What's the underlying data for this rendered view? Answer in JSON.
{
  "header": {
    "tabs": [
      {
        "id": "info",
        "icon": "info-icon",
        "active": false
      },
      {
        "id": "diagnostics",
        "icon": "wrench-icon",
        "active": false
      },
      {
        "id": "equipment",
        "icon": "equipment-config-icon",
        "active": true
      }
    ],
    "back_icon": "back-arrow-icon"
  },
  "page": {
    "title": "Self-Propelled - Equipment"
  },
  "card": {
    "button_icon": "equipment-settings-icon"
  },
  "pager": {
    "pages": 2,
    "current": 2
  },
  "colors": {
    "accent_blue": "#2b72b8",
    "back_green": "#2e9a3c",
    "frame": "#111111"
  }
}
====================
Task objective: Each line that holds the word "icon" should be extracted from the records.

The solution:
        "icon": "info-icon",
        "icon": "wrench-icon",
        "icon": "equipment-config-icon",
    "back_icon": "back-arrow-icon"
    "button_icon": "equipment-settings-icon"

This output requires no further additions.